◆ **Problem to solve**
The listing below must be repeated word for word, with its images excluded.

◆ **Records to use**
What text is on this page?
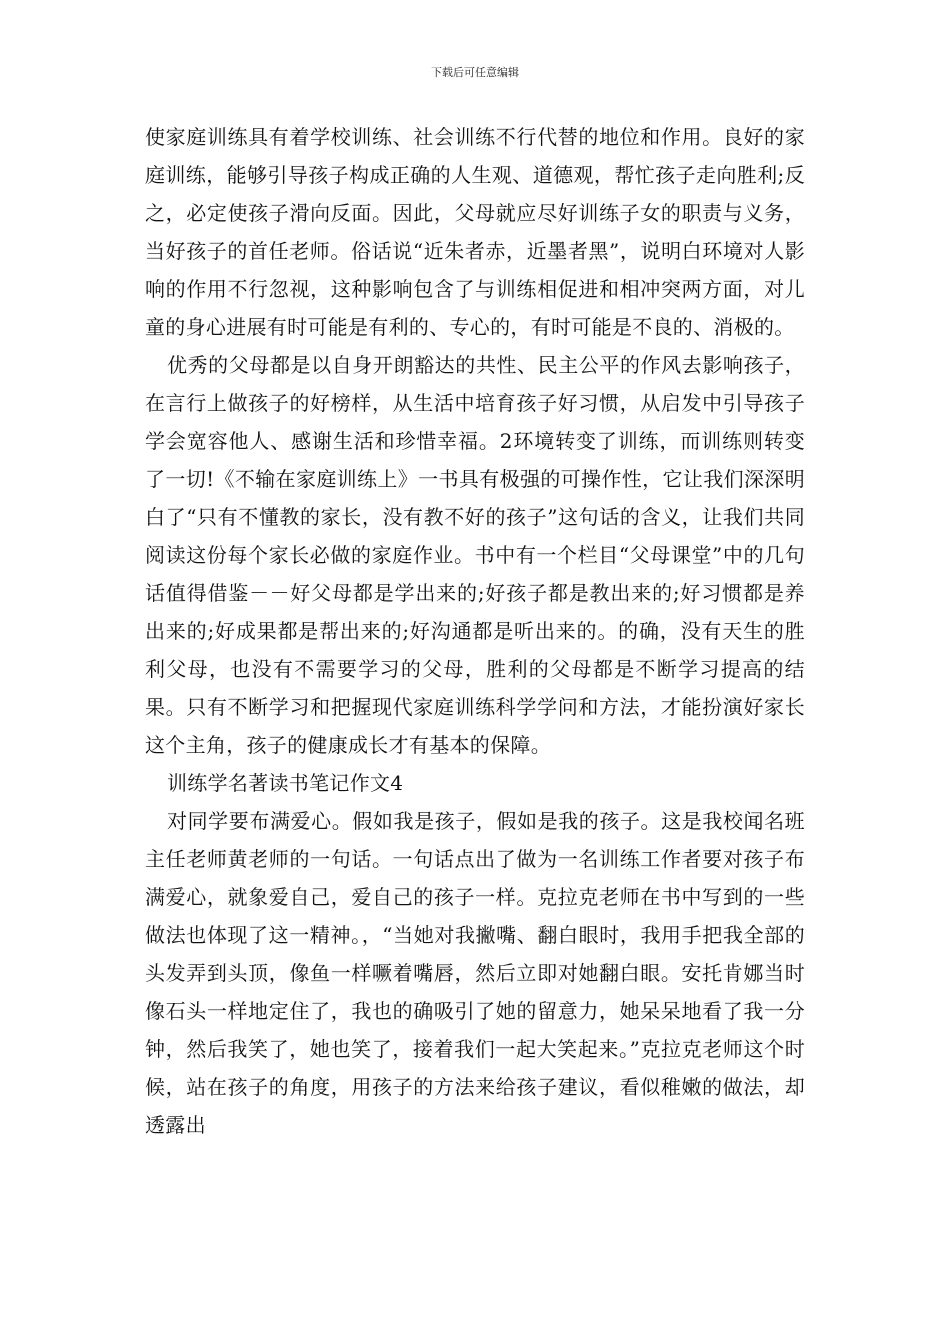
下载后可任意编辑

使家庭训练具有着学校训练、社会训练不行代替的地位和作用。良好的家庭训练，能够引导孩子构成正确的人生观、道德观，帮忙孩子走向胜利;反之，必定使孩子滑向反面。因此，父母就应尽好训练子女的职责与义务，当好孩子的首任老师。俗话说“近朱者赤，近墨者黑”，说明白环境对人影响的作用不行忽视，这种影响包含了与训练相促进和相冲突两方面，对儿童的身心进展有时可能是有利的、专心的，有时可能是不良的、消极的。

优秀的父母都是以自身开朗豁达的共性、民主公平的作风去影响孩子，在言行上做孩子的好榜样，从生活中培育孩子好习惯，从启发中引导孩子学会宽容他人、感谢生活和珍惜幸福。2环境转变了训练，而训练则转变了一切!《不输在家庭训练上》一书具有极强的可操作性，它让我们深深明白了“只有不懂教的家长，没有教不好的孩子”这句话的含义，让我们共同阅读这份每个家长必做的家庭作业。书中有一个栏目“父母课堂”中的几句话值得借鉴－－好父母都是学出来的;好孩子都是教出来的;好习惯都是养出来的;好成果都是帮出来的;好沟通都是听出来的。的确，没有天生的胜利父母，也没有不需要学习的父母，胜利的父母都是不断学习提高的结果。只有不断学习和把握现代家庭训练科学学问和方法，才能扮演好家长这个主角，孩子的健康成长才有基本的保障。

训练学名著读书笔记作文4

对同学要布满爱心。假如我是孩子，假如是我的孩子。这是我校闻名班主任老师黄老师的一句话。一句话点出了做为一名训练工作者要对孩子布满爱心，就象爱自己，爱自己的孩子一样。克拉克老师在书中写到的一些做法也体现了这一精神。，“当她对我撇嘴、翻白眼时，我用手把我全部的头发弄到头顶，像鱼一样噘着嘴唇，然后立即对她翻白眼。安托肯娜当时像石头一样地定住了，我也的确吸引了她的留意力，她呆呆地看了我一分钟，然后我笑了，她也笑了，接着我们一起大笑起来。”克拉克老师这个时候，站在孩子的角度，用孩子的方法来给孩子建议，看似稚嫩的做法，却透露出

◆ **Task response**
What text is on this page?
下载后可任意编辑

使家庭训练具有着学校训练、社会训练不行代替的地位和作用。良好的家庭训练，能够引导孩子构成正确的人生观、道德观，帮忙孩子走向胜利;反之，必定使孩子滑向反面。因此，父母就应尽好训练子女的职责与义务，当好孩子的首任老师。俗话说“近朱者赤，近墨者黑”，说明白环境对人影响的作用不行忽视，这种影响包含了与训练相促进和相冲突两方面，对儿童的身心进展有时可能是有利的、专心的，有时可能是不良的、消极的。

优秀的父母都是以自身开朗豁达的共性、民主公平的作风去影响孩子，在言行上做孩子的好榜样，从生活中培育孩子好习惯，从启发中引导孩子学会宽容他人、感谢生活和珍惜幸福。2环境转变了训练，而训练则转变了一切!《不输在家庭训练上》一书具有极强的可操作性，它让我们深深明白了“只有不懂教的家长，没有教不好的孩子”这句话的含义，让我们共同阅读这份每个家长必做的家庭作业。书中有一个栏目“父母课堂”中的几句话值得借鉴－－好父母都是学出来的;好孩子都是教出来的;好习惯都是养出来的;好成果都是帮出来的;好沟通都是听出来的。的确，没有天生的胜利父母，也没有不需要学习的父母，胜利的父母都是不断学习提高的结果。只有不断学习和把握现代家庭训练科学学问和方法，才能扮演好家长这个主角，孩子的健康成长才有基本的保障。

训练学名著读书笔记作文4

对同学要布满爱心。假如我是孩子，假如是我的孩子。这是我校闻名班主任老师黄老师的一句话。一句话点出了做为一名训练工作者要对孩子布满爱心，就象爱自己，爱自己的孩子一样。克拉克老师在书中写到的一些做法也体现了这一精神。，“当她对我撇嘴、翻白眼时，我用手把我全部的头发弄到头顶，像鱼一样噘着嘴唇，然后立即对她翻白眼。安托肯娜当时像石头一样地定住了，我也的确吸引了她的留意力，她呆呆地看了我一分钟，然后我笑了，她也笑了，接着我们一起大笑起来。”克拉克老师这个时候，站在孩子的角度，用孩子的方法来给孩子建议，看似稚嫩的做法，却透露出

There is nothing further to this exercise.